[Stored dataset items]

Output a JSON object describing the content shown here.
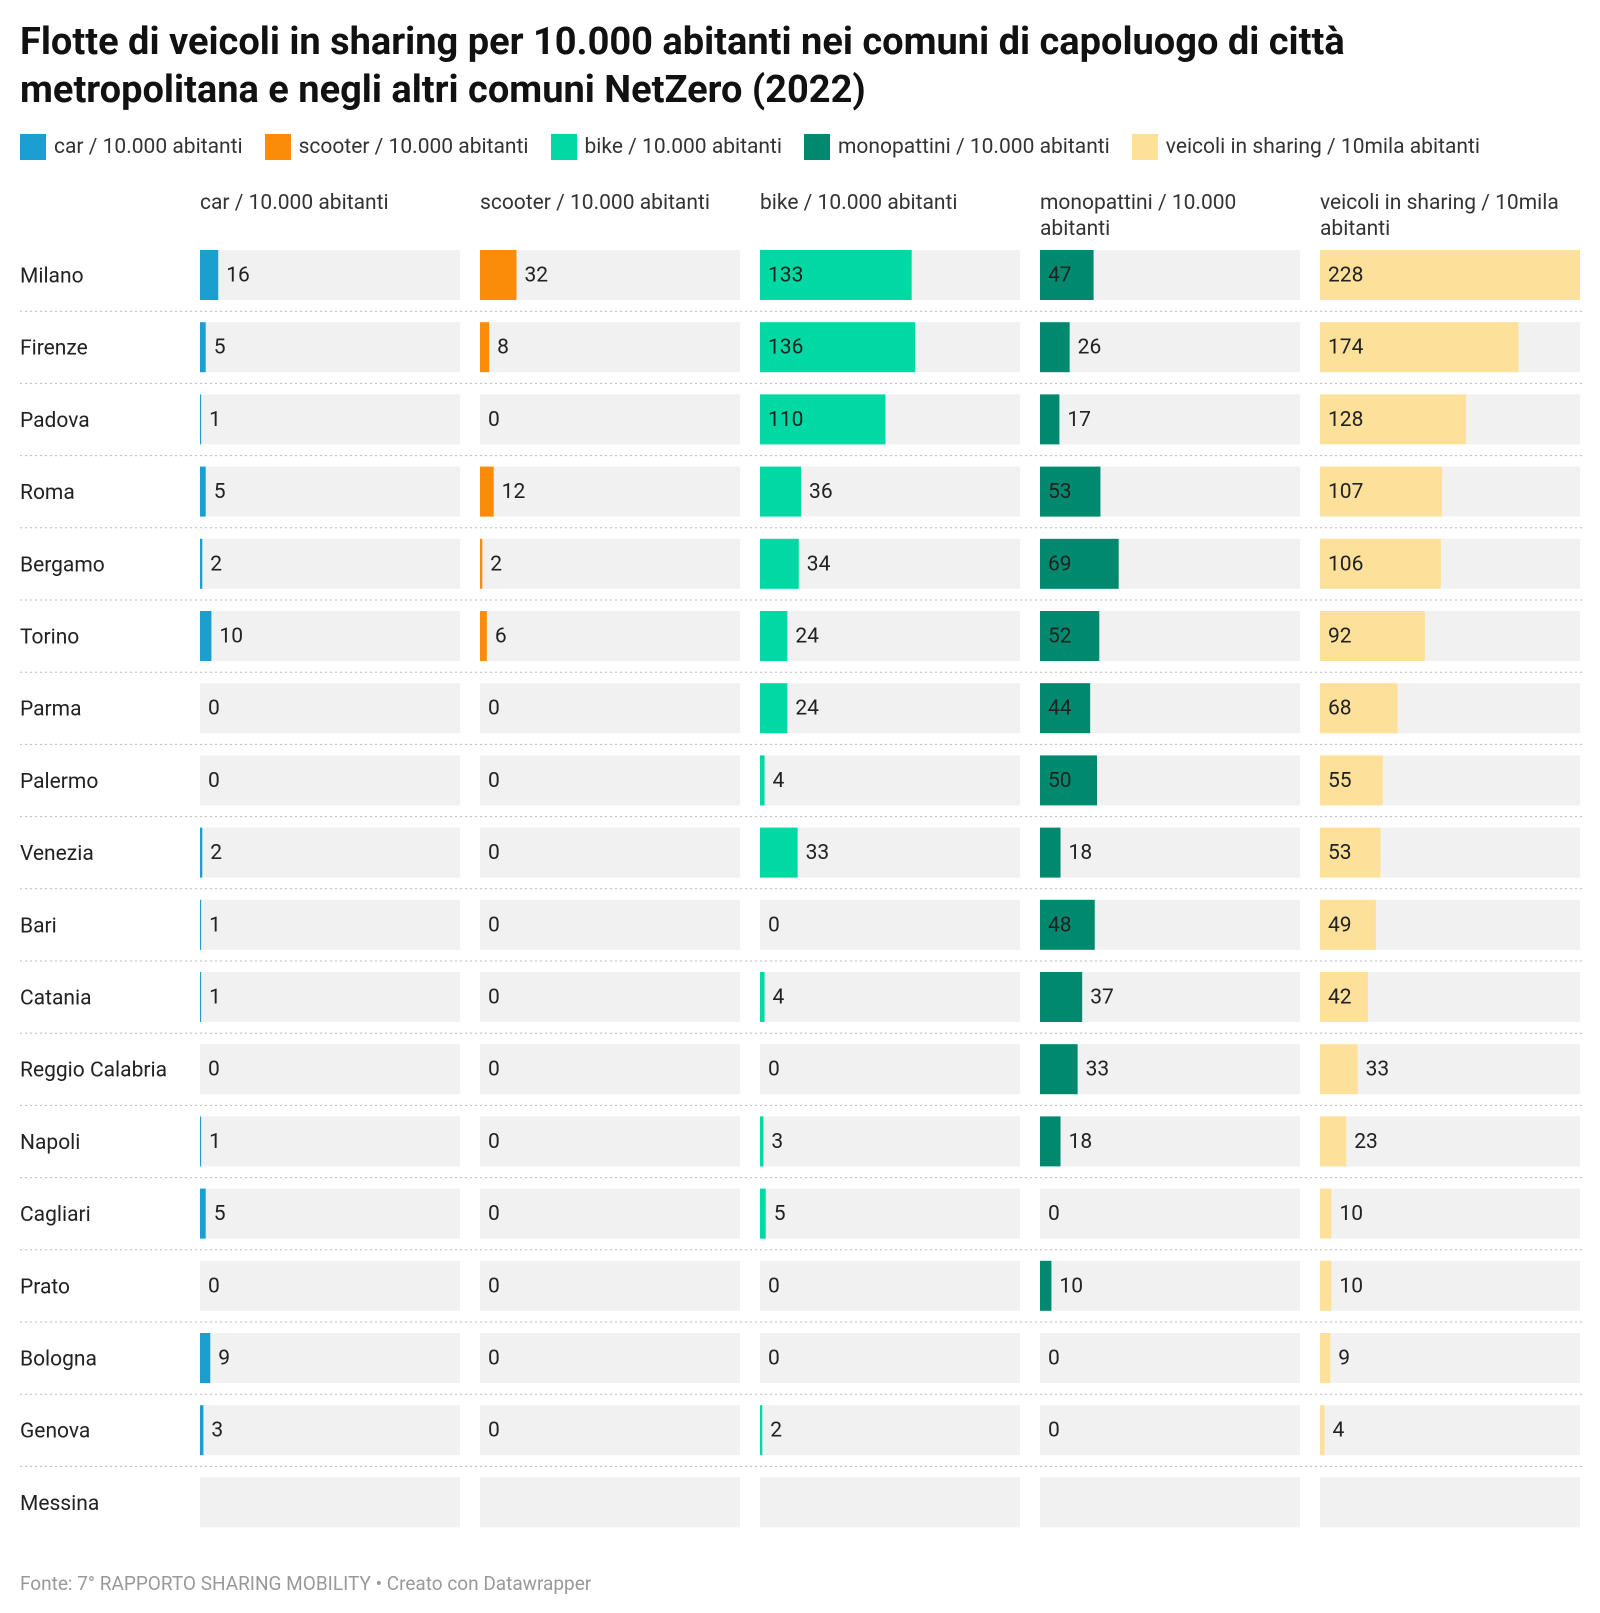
{
  "chart_data": {
    "type": "split-bar",
    "title": "Flotte di veicoli in sharing per 10.000 abitanti nei comuni di capoluogo di città metropolitana e negli altri comuni NetZero (2022)",
    "source": "Fonte: 7° RAPPORTO SHARING MOBILITY • Creato con Datawrapper",
    "categories": [
      "Milano",
      "Firenze",
      "Padova",
      "Roma",
      "Bergamo",
      "Torino",
      "Parma",
      "Palermo",
      "Venezia",
      "Bari",
      "Catania",
      "Reggio Calabria",
      "Napoli",
      "Cagliari",
      "Prato",
      "Bologna",
      "Genova",
      "Messina"
    ],
    "series": [
      {
        "name": "car / 10.000 abitanti",
        "color": "#1b9fd0",
        "values": [
          16,
          5,
          1,
          5,
          2,
          10,
          0,
          0,
          2,
          1,
          1,
          0,
          1,
          5,
          0,
          9,
          3,
          null
        ]
      },
      {
        "name": "scooter / 10.000 abitanti",
        "color": "#fa8c0a",
        "values": [
          32,
          8,
          0,
          12,
          2,
          6,
          0,
          0,
          0,
          0,
          0,
          0,
          0,
          0,
          0,
          0,
          0,
          null
        ]
      },
      {
        "name": "bike / 10.000 abitanti",
        "color": "#00d9a3",
        "values": [
          133,
          136,
          110,
          36,
          34,
          24,
          24,
          4,
          33,
          0,
          4,
          0,
          3,
          5,
          0,
          0,
          2,
          null
        ]
      },
      {
        "name": "monopattini / 10.000 abitanti",
        "color": "#00896f",
        "values": [
          47,
          26,
          17,
          53,
          69,
          52,
          44,
          50,
          18,
          48,
          37,
          33,
          18,
          0,
          10,
          0,
          0,
          null
        ]
      },
      {
        "name": "veicoli in sharing / 10mila abitanti",
        "color": "#fde19a",
        "values": [
          228,
          174,
          128,
          107,
          106,
          92,
          68,
          55,
          53,
          49,
          42,
          33,
          23,
          10,
          10,
          9,
          4,
          null
        ]
      }
    ]
  }
}
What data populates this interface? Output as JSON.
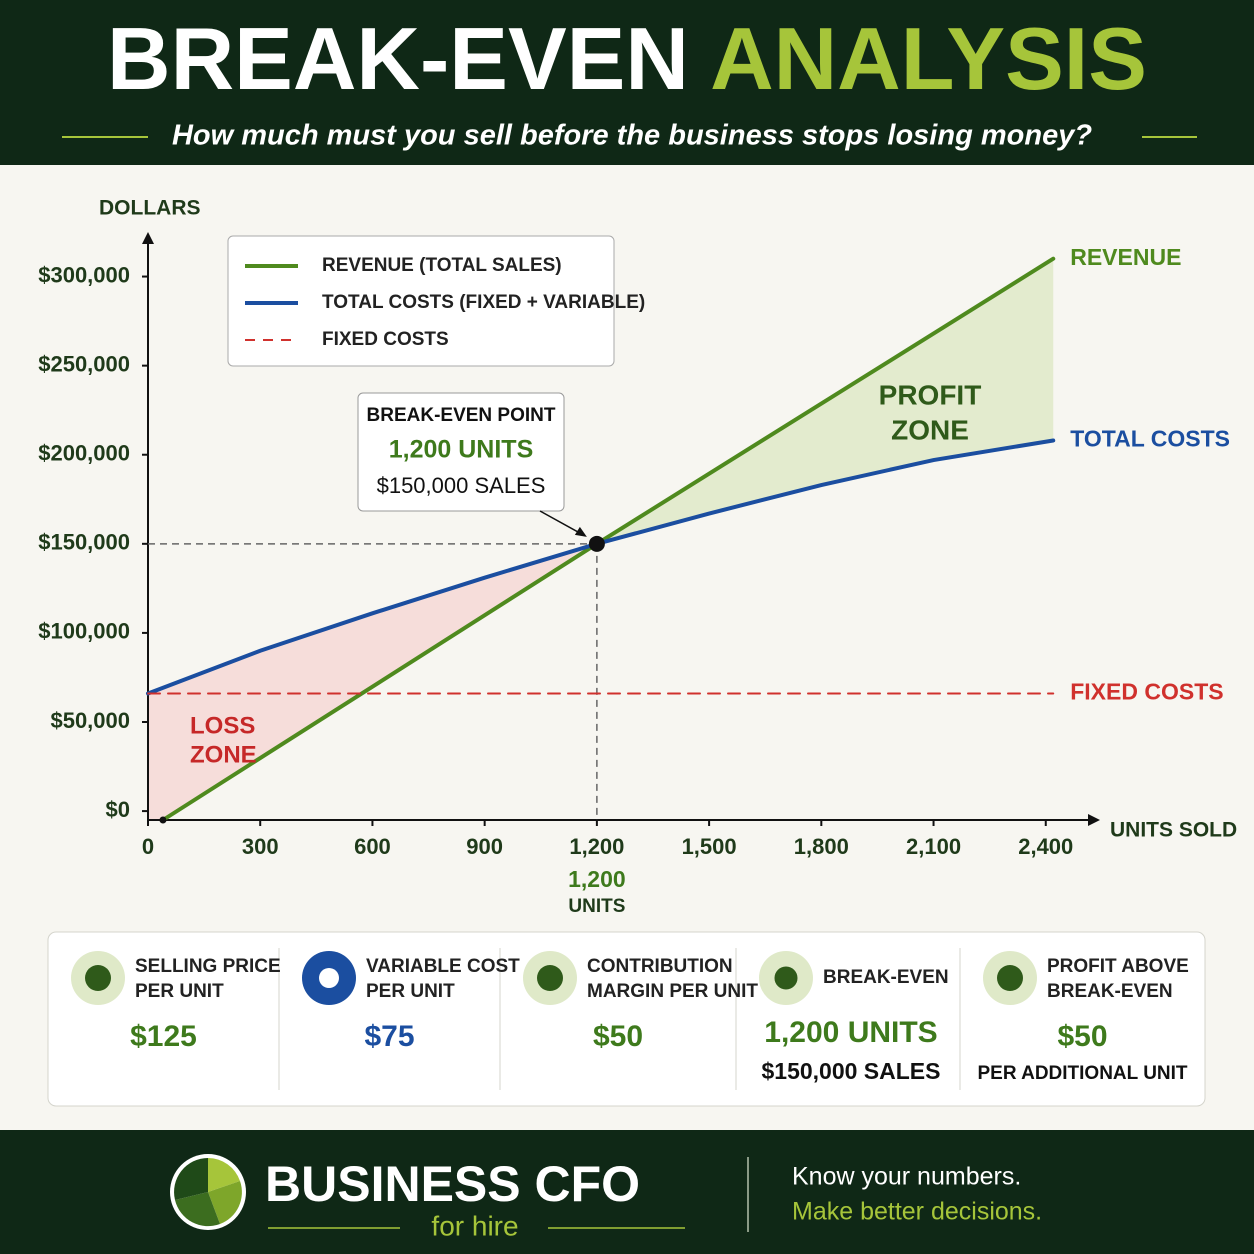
{
  "header": {
    "title": "BREAK-EVEN",
    "title_accent": "ANALYSIS",
    "subtitle": "How much must you sell before the business stops losing money?"
  },
  "chart_data": {
    "type": "line",
    "y_axis_label": "DOLLARS",
    "x_axis_label": "UNITS SOLD",
    "xlim": [
      0,
      2545
    ],
    "ylim": [
      -5000,
      325000
    ],
    "xticks": [
      0,
      300,
      600,
      900,
      {
        "value": 1200,
        "label": "1,200"
      },
      {
        "value": 1500,
        "label": "1,500"
      },
      {
        "value": 1800,
        "label": "1,800"
      },
      {
        "value": 2100,
        "label": "2,100"
      },
      {
        "value": 2400,
        "label": "2,400"
      }
    ],
    "yticks": [
      {
        "value": 0,
        "label": "$0"
      },
      {
        "value": 50000,
        "label": "$50,000"
      },
      {
        "value": 100000,
        "label": "$100,000"
      },
      {
        "value": 150000,
        "label": "$150,000"
      },
      {
        "value": 200000,
        "label": "$200,000"
      },
      {
        "value": 250000,
        "label": "$250,000"
      },
      {
        "value": 300000,
        "label": "$300,000"
      }
    ],
    "series": [
      {
        "name": "REVENUE (TOTAL SALES)",
        "end_label": "REVENUE",
        "color": "#4f8a1e",
        "dash": false,
        "x": [
          40,
          1200,
          2420
        ],
        "values": [
          -5000,
          150000,
          310000
        ]
      },
      {
        "name": "TOTAL COSTS (FIXED + VARIABLE)",
        "end_label": "TOTAL COSTS",
        "color": "#1b4ea0",
        "dash": false,
        "x": [
          0,
          300,
          600,
          900,
          1200,
          1500,
          1800,
          2100,
          2420
        ],
        "values": [
          66000,
          90000,
          111000,
          131000,
          150000,
          167000,
          183000,
          197000,
          208000
        ]
      },
      {
        "name": "FIXED COSTS",
        "end_label": "FIXED COSTS",
        "color": "#d0312d",
        "dash": true,
        "x": [
          0,
          2420
        ],
        "values": [
          66000,
          66000
        ]
      }
    ],
    "zones": {
      "profit": [
        "PROFIT",
        "ZONE"
      ],
      "loss": [
        "LOSS",
        "ZONE"
      ]
    },
    "break_even": {
      "x": 1200,
      "y": 150000,
      "title": "BREAK-EVEN POINT",
      "units": "1,200 UNITS",
      "sales": "$150,000 SALES",
      "axis_label": [
        "1,200",
        "UNITS"
      ]
    }
  },
  "metrics": [
    {
      "label_lines": [
        "SELLING PRICE",
        "PER UNIT"
      ],
      "value": "$125",
      "color": "#3e7a1c"
    },
    {
      "label_lines": [
        "VARIABLE COST",
        "PER UNIT"
      ],
      "value": "$75",
      "color": "#1b4ea0"
    },
    {
      "label_lines": [
        "CONTRIBUTION",
        "MARGIN PER UNIT"
      ],
      "value": "$50",
      "color": "#3e7a1c"
    },
    {
      "label_lines": [
        "BREAK-EVEN"
      ],
      "value": "1,200 UNITS",
      "sub": "$150,000 SALES",
      "color": "#3e7a1c"
    },
    {
      "label_lines": [
        "PROFIT ABOVE",
        "BREAK-EVEN"
      ],
      "value": "$50",
      "sub": "PER ADDITIONAL UNIT",
      "color": "#3e7a1c"
    }
  ],
  "footer": {
    "brand": "BUSINESS CFO",
    "brand_sub": "for hire",
    "tagline": [
      "Know your numbers.",
      "Make better decisions."
    ]
  }
}
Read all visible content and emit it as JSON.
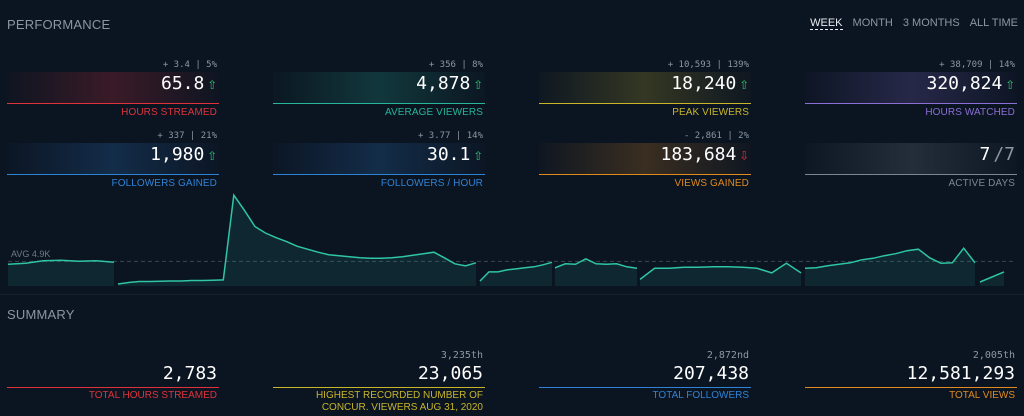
{
  "performance_title": "PERFORMANCE",
  "summary_title": "SUMMARY",
  "range_tabs": [
    "WEEK",
    "MONTH",
    "3 MONTHS",
    "ALL TIME"
  ],
  "active_tab": "WEEK",
  "stats": [
    {
      "delta": "+ 3.4 | 5%",
      "value": "65.8",
      "label": "HOURS STREAMED",
      "color": "#e0323b",
      "trend": "up"
    },
    {
      "delta": "+ 356 | 8%",
      "value": "4,878",
      "label": "AVERAGE VIEWERS",
      "color": "#27b59b",
      "trend": "up"
    },
    {
      "delta": "+ 10,593 | 139%",
      "value": "18,240",
      "label": "PEAK VIEWERS",
      "color": "#c8b52a",
      "trend": "up"
    },
    {
      "delta": "+ 38,709 | 14%",
      "value": "320,824",
      "label": "HOURS WATCHED",
      "color": "#8a6fd6",
      "trend": "up"
    },
    {
      "delta": "+ 337 | 21%",
      "value": "1,980",
      "label": "FOLLOWERS GAINED",
      "color": "#2f83d6",
      "trend": "up"
    },
    {
      "delta": "+ 3.77 | 14%",
      "value": "30.1",
      "label": "FOLLOWERS / HOUR",
      "color": "#2f83d6",
      "trend": "up"
    },
    {
      "delta": "- 2,861 | 2%",
      "value": "183,684",
      "label": "VIEWS GAINED",
      "color": "#e08a1f",
      "trend": "down"
    },
    {
      "delta": "",
      "value": "7",
      "value_suffix": "/7",
      "label": "ACTIVE DAYS",
      "color": "#7c8792",
      "trend": "none"
    }
  ],
  "summary": [
    {
      "rank": "",
      "value": "2,783",
      "label": "TOTAL HOURS STREAMED",
      "color": "#e0323b"
    },
    {
      "rank": "3,235th",
      "value": "23,065",
      "label": "HIGHEST RECORDED NUMBER OF",
      "label2": "CONCUR. VIEWERS AUG 31, 2020",
      "color": "#c8b52a"
    },
    {
      "rank": "2,872nd",
      "value": "207,438",
      "label": "TOTAL FOLLOWERS",
      "color": "#2f83d6"
    },
    {
      "rank": "2,005th",
      "value": "12,581,293",
      "label": "TOTAL VIEWS",
      "color": "#e08a1f"
    }
  ],
  "chart_data": {
    "type": "area",
    "avg_label": "AVG 4.9K",
    "avg_value": 4878,
    "ylim": [
      0,
      18240
    ],
    "segments": [
      [
        4300,
        4500,
        5000,
        5100,
        4900,
        5000,
        4700
      ],
      [
        400,
        700,
        900,
        900,
        950,
        1000,
        1000,
        1100,
        1100,
        1150,
        1200,
        18000,
        15000,
        11800,
        10500,
        9600,
        8800,
        7900,
        7300,
        6700,
        6200,
        6000,
        5800,
        5600,
        5500,
        5500,
        5600,
        5800,
        6100,
        6400,
        6700,
        5600,
        4400,
        4000,
        4600
      ],
      [
        1000,
        2800,
        2800,
        3200,
        3400,
        3600,
        3800,
        4200,
        4700
      ],
      [
        3600,
        4400,
        4300,
        5400,
        4400,
        4300,
        4400,
        3800,
        3500
      ],
      [
        1300,
        3500,
        3500,
        3700,
        3700,
        3800,
        3800,
        3700,
        3500,
        2600,
        4500,
        2600
      ],
      [
        3500,
        3600,
        4000,
        4300,
        4600,
        5200,
        5500,
        6000,
        6400,
        7000,
        7300,
        5600,
        4500,
        4600,
        7500,
        4600
      ],
      [
        800,
        2800
      ]
    ]
  }
}
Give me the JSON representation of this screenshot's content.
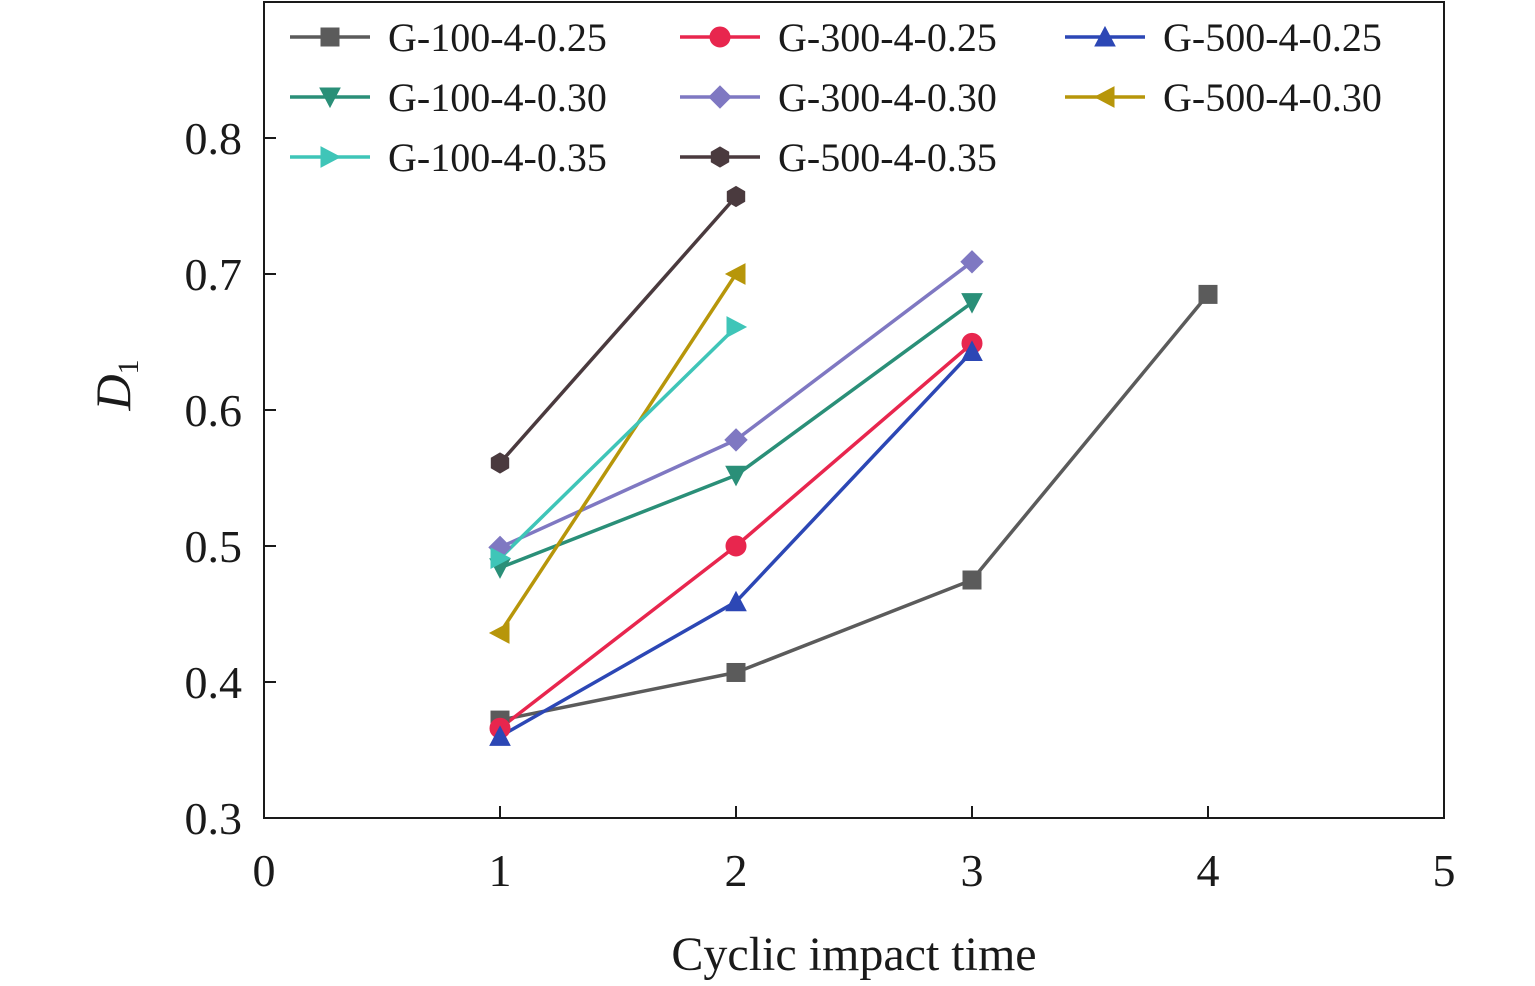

= TASK TO COMPLETE =
How many lines in the data contain the string "VIEWERS"? Respond with the number only.

= SOLUTION =
3